▸ **Raw records**
*****
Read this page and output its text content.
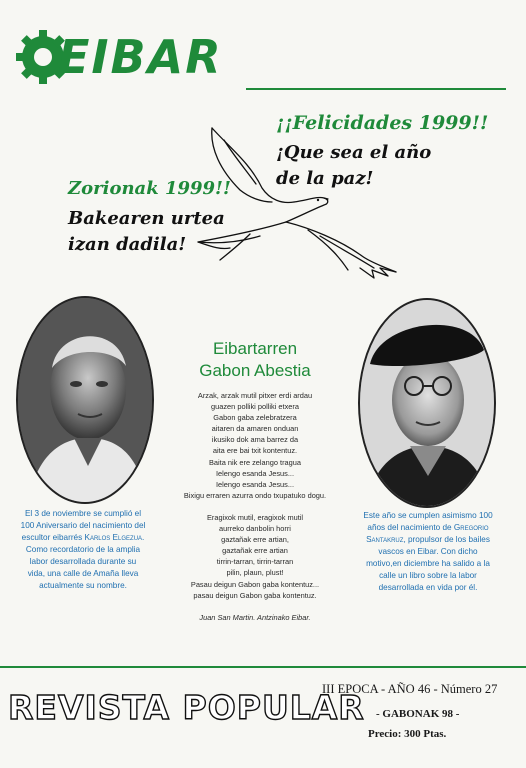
EIBAR
¡¡Felicidades 1999!!
¡Que sea el año
de la paz!
Zorionak 1999!!
Bakearen urtea
izan dadila!
Eibartarren
Gabon Abestia
Arzak, arzak mutil pitxer erdi ardau
guazen polliki polliki etxera
Gabon gaba zelebratzera
aitaren da amaren onduan
ikusiko dok ama barrez da
aita ere bai txit kontentuz.
Baita nik ere zelango tragua
Ielengo esanda Jesus...
Ielengo esanda Jesus...
Bixigu erraren azurra ondo txupatuko dogu.
Eragixok mutil, eragixok mutil
aurreko danbolin horri
gaztañak erre artian,
gaztañak erre artian
tirrin-tarran, tirrin-tarran
pilin, plaun, plust!
Pasau deigun Gabon gaba kontentuz...
pasau deigun Gabon gaba kontentuz.
Juan San Martin. Antzinako Eibar.
El 3 de noviembre se cumplió el 100 Aniversario del nacimiento del escultor eibarrés Karlos Elgezua. Como recordatorio de la amplia labor desarrollada durante su vida, una calle de Amaña lleva actualmente su nombre.
Este año se cumplen asimismo 100 años del nacimiento de Gregorio Santakruz, propulsor de los bailes vascos en Eibar. Con dicho motivo,en diciembre ha salido a la calle un libro sobre la labor desarrollada en vida por él.
REVISTA POPULAR
III EPOCA - AÑO 46 - Número 27
- GABONAK 98 -
Precio: 300 Ptas.
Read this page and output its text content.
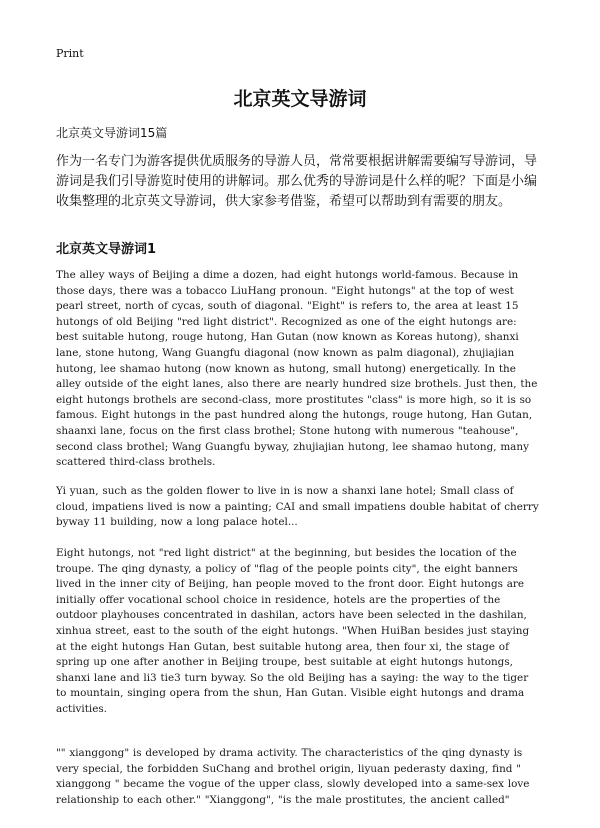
Print
北京英文导游词
北京英文导游词15篇

作为一名专门为游客提供优质服务的导游人员，常常要根据讲解需要编写导游词，导游词是我们引导游览时使用的讲解词。那么优秀的导游词是什么样的呢？下面是小编收集整理的北京英文导游词，供大家参考借鉴，希望可以帮助到有需要的朋友。

北京英文导游词1

The alley ways of Beijing a dime a dozen, had eight hutongs world-famous. Because in those days, there was a tobacco LiuHang pronoun. "Eight hutongs" at the top of west pearl street, north of cycas, south of diagonal. "Eight" is refers to, the area at least 15 hutongs of old Beijing "red light district". Recognized as one of the eight hutongs are: best suitable hutong, rouge hutong, Han Gutan (now known as Koreas hutong), shanxi lane, stone hutong, Wang Guangfu diagonal (now known as palm diagonal), zhujiajian hutong, lee shamao hutong (now known as hutong, small hutong) energetically. In the alley outside of the eight lanes, also there are nearly hundred size brothels. Just then, the eight hutongs brothels are second-class, more prostitutes "class" is more high, so it is so famous. Eight hutongs in the past hundred along the hutongs, rouge hutong, Han Gutan, shaanxi lane, focus on the first class brothel; Stone hutong with numerous "teahouse", second class brothel; Wang Guangfu byway, zhujiajian hutong, lee shamao hutong, many scattered third-class brothels.

Yi yuan, such as the golden flower to live in is now a shanxi lane hotel; Small class of cloud, impatiens lived is now a painting; CAI and small impatiens double habitat of cherry byway 11 building, now a long palace hotel...

Eight hutongs, not "red light district" at the beginning, but besides the location of the troupe. The qing dynasty, a policy of "flag of the people points city", the eight banners lived in the inner city of Beijing, han people moved to the front door. Eight hutongs are initially offer vocational school choice in residence, hotels are the properties of the outdoor playhouses concentrated in dashilan, actors have been selected in the dashilan, xinhua street, east to the south of the eight hutongs. "When HuiBan besides just staying at the eight hutongs Han Gutan, best suitable hutong area, then four xi, the stage of spring up one after another in Beijing troupe, best suitable at eight hutongs hutongs, shanxi lane and li3 tie3 turn byway. So the old Beijing has a saying: the way to the tiger to mountain, singing opera from the shun, Han Gutan. Visible eight hutongs and drama activities.

"" xianggong" is developed by drama activity. The characteristics of the qing dynasty is very special, the forbidden SuChang and brothel origin, liyuan pederasty daxing, find " xianggong " became the vogue of the upper class, slowly developed into a same-sex love relationship to each other." "Xianggong", "is the male prostitutes, the ancient called"
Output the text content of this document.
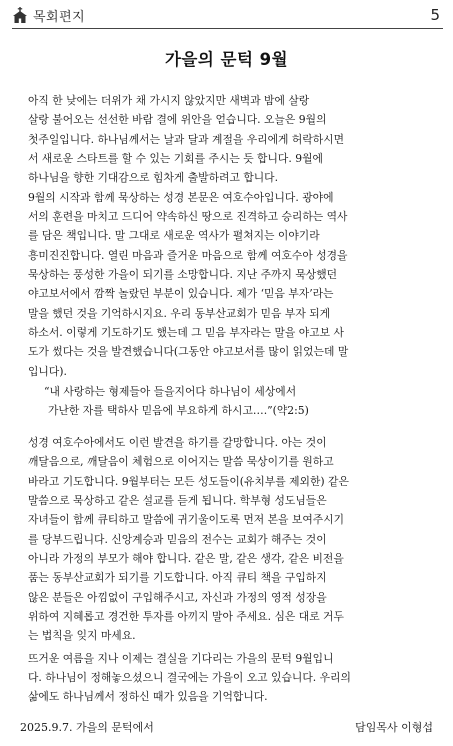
목회편지	5
가을의 문턱 9월

아직 한 낮에는 더위가 채 가시지 않았지만 새벽과 밤에 살랑
살랑 불어오는 선선한 바람 결에 위안을 얻습니다. 오늘은 9월의
첫주일입니다. 하나님께서는 날과 달과 계절을 우리에게 허락하시면
서 새로운 스타트를 할 수 있는 기회를 주시는 듯 합니다. 9월에
하나님을 향한 기대감으로 힘차게 출발하려고 합니다.

9월의 시작과 함께 묵상하는 성경 본문은 여호수아입니다. 광야에
서의 훈련을 마치고 드디어 약속하신 땅으로 진격하고 승리하는 역사
를 담은 책입니다. 말 그대로 새로운 역사가 펼쳐지는 이야기라
흥미진진합니다. 열린 마음과 즐거운 마음으로 함께 여호수아 성경을
묵상하는 풍성한 가을이 되기를 소망합니다. 지난 주까지 묵상했던
야고보서에서 깜짝 놀랐던 부분이 있습니다. 제가 ‘믿음 부자’라는
말을 했던 것을 기억하시지요. 우리 동부산교회가 믿음 부자 되게
하소서. 이렇게 기도하기도 했는데 그 믿음 부자라는 말을 야고보 사
도가 썼다는 것을 발견했습니다(그동안 야고보서를 많이 읽었는데 말
입니다).

“내 사랑하는 형제들아 들을지어다 하나님이 세상에서
가난한 자를 택하사 믿음에 부요하게 하시고….”(약2:5)

성경 여호수아에서도 이런 발견을 하기를 갈망합니다. 아는 것이
깨달음으로, 깨달음이 체험으로 이어지는 말씀 묵상이기를 원하고
바라고 기도합니다. 9월부터는 모든 성도들이(유치부를 제외한) 같은
말씀으로 묵상하고 같은 설교를 듣게 됩니다. 학부형 성도님들은
자녀들이 함께 큐티하고 말씀에 귀기울이도록 먼저 본을 보여주시기
를 당부드립니다. 신앙계승과 믿음의 전수는 교회가 해주는 것이
아니라 가정의 부모가 해야 합니다. 같은 말, 같은 생각, 같은 비전을
품는 동부산교회가 되기를 기도합니다. 아직 큐티 책을 구입하지
않은 분들은 아낌없이 구입해주시고, 자신과 가정의 영적 성장을
위하여 지혜롭고 경건한 투자를 아끼지 말아 주세요. 심은 대로 거두
는 법칙을 잊지 마세요.

뜨거운 여름을 지나 이제는 결실을 기다리는 가을의 문턱 9월입니
다. 하나님이 정해놓으셨으니 결국에는 가을이 오고 있습니다. 우리의
삶에도 하나님께서 정하신 때가 있음을 기억합니다.

2025.9.7. 가을의 문턱에서	담임목사 이형섭
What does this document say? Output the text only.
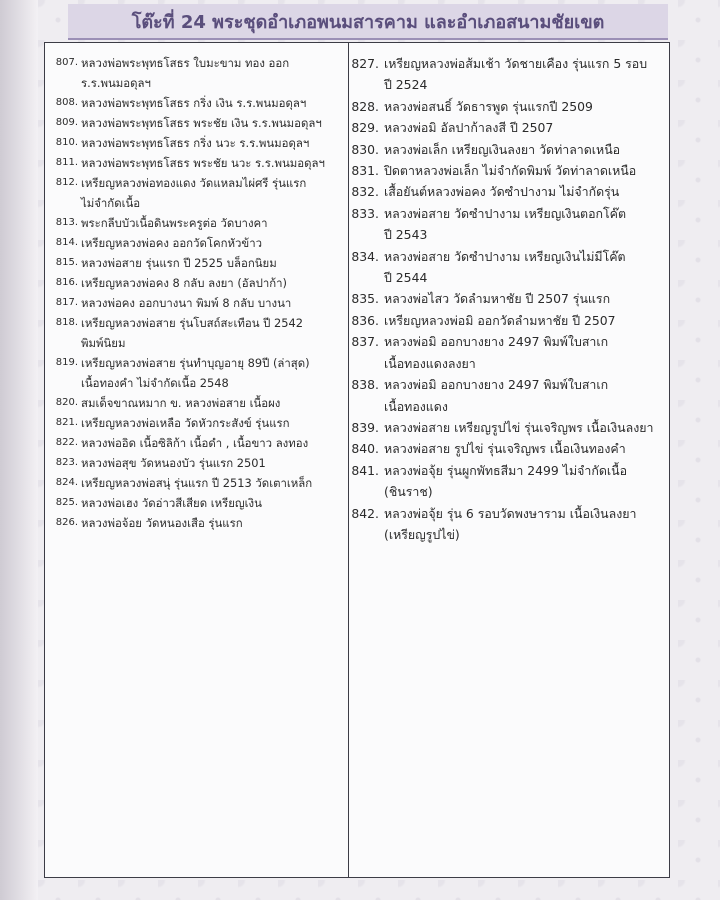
โต๊ะที่ 24 พระชุดอำเภอพนมสารคาม และอำเภอสนามชัยเขต
807. หลวงพ่อพระพุทธโสธร ใบมะขาม ทอง ออก
ร.ร.พนมอดุลฯ
808. หลวงพ่อพระพุทธโสธร กริ่ง เงิน ร.ร.พนมอดุลฯ
809. หลวงพ่อพระพุทธโสธร พระชัย เงิน ร.ร.พนมอดุลฯ
810. หลวงพ่อพระพุทธโสธร กริ่ง นวะ ร.ร.พนมอดุลฯ
811. หลวงพ่อพระพุทธโสธร พระชัย นวะ ร.ร.พนมอดุลฯ
812. เหรียญหลวงพ่อทองแดง วัดแหลมไผ่ศรี รุ่นแรก
ไม่จำกัดเนื้อ
813. พระกลีบบัวเนื้อดินพระครูต่อ วัดบางคา
814. เหรียญหลวงพ่อคง ออกวัดโคกหัวข้าว
815. หลวงพ่อสาย รุ่นแรก ปี 2525 บล็อกนิยม
816. เหรียญหลวงพ่อคง 8 กลับ ลงยา (อัลปาก้า)
817. หลวงพ่อคง ออกบางนา พิมพ์ 8 กลับ บางนา
818. เหรียญหลวงพ่อสาย รุ่นโบสถ์สะเทือน ปี 2542
พิมพ์นิยม
819. เหรียญหลวงพ่อสาย รุ่นทำบุญอายุ 89ปี (ล่าสุด)
เนื้อทองคำ ไม่จำกัดเนื้อ 2548
820. สมเด็จขาณหมาก ข. หลวงพ่อสาย เนื้อผง
821. เหรียญหลวงพ่อเหลือ วัดหัวกระสังข์ รุ่นแรก
822. หลวงพ่ออิด เนื้อซิลิก้า เนื้อดำ , เนื้อขาว ลงทอง
823. หลวงพ่อสุข วัดหนองบัว รุ่นแรก 2501
824. เหรียญหลวงพ่อสนุ่ รุ่นแรก ปี 2513 วัดเตาเหล็ก
825. หลวงพ่อเฮง วัดอ่าวสีเสียด เหรียญเงิน
826. หลวงพ่อจ้อย วัดหนองเสือ รุ่นแรก
827. เหรียญหลวงพ่อส้มเช้า วัดชายเคือง รุ่นแรก 5 รอบ
ปี 2524
828. หลวงพ่อสนธิ์ วัดธารพูด รุ่นแรกปี 2509
829. หลวงพ่อมิ อัลปาก้าลงสี ปี 2507
830. หลวงพ่อเล็ก เหรียญเงินลงยา วัดท่าลาดเหนือ
831. ปิดตาหลวงพ่อเล็ก ไม่จำกัดพิมพ์ วัดท่าลาดเหนือ
832. เสื้อยันต์หลวงพ่อคง วัดซำปางาม ไม่จำกัดรุ่น
833. หลวงพ่อสาย วัดซำปางาม เหรียญเงินตอกโค๊ต
ปี 2543
834. หลวงพ่อสาย วัดซำปางาม เหรียญเงินไม่มีโค๊ต
ปี 2544
835. หลวงพ่อไสว วัดลำมหาชัย ปี 2507 รุ่นแรก
836. เหรียญหลวงพ่อมิ ออกวัดลำมหาชัย ปี 2507
837. หลวงพ่อมิ ออกบางยาง 2497 พิมพ์ใบสาเก
เนื้อทองแดงลงยา
838. หลวงพ่อมิ ออกบางยาง 2497 พิมพ์ใบสาเก
เนื้อทองแดง
839. หลวงพ่อสาย เหรียญรูปไข่ รุ่นเจริญพร เนื้อเงินลงยา
840. หลวงพ่อสาย รูปไข่ รุ่นเจริญพร เนื้อเงินทองคำ
841. หลวงพ่อจุ้ย รุ่นผูกพัทธสีมา 2499 ไม่จำกัดเนื้อ
(ชินราช)
842. หลวงพ่อจุ้ย รุ่น 6 รอบวัดพงษาราม เนื้อเงินลงยา
(เหรียญรูปไข่)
*****
▸ **Problem to solve**
Gather from the data above every line with the string "ออกบางยาง".

▸ **Completed task**
837. หลวงพ่อมิ ออกบางยาง 2497 พิมพ์ใบสาเก
838. หลวงพ่อมิ ออกบางยาง 2497 พิมพ์ใบสาเก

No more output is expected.